━━━ Records for the exercise
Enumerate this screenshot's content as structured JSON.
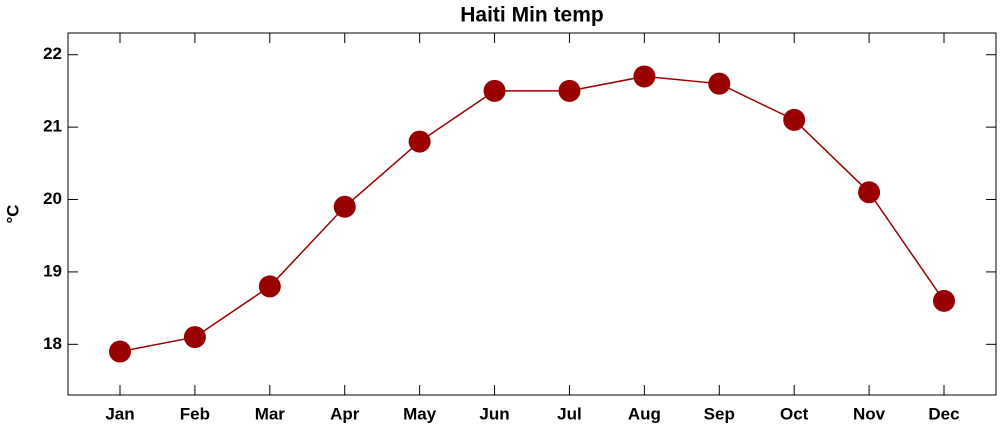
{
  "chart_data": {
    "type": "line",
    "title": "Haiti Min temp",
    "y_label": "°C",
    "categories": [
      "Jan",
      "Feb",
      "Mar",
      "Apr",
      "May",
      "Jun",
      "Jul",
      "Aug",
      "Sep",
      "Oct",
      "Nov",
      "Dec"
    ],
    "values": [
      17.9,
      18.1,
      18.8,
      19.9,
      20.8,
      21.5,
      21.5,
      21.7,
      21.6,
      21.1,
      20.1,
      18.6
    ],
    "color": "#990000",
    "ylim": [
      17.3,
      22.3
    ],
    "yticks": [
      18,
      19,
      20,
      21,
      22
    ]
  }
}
━━━━━━
* The request:
Copy the records exactly as they appear, excluding images.

* Written response:
Enumerate this screenshot's content as structured JSON.
{
  "chart_data": {
    "type": "line",
    "title": "Haiti Min temp",
    "y_label": "°C",
    "categories": [
      "Jan",
      "Feb",
      "Mar",
      "Apr",
      "May",
      "Jun",
      "Jul",
      "Aug",
      "Sep",
      "Oct",
      "Nov",
      "Dec"
    ],
    "values": [
      17.9,
      18.1,
      18.8,
      19.9,
      20.8,
      21.5,
      21.5,
      21.7,
      21.6,
      21.1,
      20.1,
      18.6
    ],
    "color": "#990000",
    "ylim": [
      17.3,
      22.3
    ],
    "yticks": [
      18,
      19,
      20,
      21,
      22
    ]
  }
}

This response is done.